[REQUIRED WORK] Copy each line of the records that holds the string "amplitude".

[DATA SECTION]
- - - -

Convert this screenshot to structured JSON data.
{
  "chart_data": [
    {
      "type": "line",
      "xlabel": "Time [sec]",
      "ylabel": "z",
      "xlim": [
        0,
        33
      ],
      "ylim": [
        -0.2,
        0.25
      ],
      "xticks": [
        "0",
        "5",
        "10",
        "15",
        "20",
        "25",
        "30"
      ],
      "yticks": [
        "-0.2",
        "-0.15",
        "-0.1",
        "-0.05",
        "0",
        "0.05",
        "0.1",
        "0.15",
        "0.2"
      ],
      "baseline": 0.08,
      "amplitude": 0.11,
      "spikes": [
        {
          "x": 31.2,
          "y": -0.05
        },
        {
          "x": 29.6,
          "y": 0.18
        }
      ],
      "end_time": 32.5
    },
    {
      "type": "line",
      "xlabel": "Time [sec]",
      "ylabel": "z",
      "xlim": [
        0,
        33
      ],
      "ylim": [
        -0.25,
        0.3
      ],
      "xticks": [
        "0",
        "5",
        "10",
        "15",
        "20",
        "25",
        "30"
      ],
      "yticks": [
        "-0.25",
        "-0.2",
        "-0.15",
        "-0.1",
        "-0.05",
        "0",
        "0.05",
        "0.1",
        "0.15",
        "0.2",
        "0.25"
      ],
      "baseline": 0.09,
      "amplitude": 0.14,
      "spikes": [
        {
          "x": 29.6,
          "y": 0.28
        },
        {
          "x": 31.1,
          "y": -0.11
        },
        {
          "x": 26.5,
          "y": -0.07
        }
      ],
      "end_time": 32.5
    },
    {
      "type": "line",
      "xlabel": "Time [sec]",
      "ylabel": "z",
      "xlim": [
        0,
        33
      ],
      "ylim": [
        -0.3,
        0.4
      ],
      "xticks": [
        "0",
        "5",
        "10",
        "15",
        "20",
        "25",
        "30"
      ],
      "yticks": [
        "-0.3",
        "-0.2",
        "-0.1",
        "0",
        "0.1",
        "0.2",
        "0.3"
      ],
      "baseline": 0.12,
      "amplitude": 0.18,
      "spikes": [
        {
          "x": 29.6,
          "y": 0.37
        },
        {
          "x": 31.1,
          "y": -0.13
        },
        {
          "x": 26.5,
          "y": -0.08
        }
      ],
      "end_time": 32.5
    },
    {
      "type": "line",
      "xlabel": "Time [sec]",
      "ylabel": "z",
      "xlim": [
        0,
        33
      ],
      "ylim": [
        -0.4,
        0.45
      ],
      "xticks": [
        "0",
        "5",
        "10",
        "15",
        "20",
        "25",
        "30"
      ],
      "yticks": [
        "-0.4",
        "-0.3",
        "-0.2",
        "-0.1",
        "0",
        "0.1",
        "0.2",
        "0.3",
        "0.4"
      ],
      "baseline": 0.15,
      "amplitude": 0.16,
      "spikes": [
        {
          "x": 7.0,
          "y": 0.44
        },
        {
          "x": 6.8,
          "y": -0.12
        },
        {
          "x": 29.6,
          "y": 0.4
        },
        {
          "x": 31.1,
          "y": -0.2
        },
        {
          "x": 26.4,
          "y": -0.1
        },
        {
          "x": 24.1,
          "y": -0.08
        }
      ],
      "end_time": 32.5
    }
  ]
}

- - - -

[OUTPUT OF THE EXERCISE]
      "amplitude": 0.11,
      "amplitude": 0.14,
      "amplitude": 0.18,
      "amplitude": 0.16,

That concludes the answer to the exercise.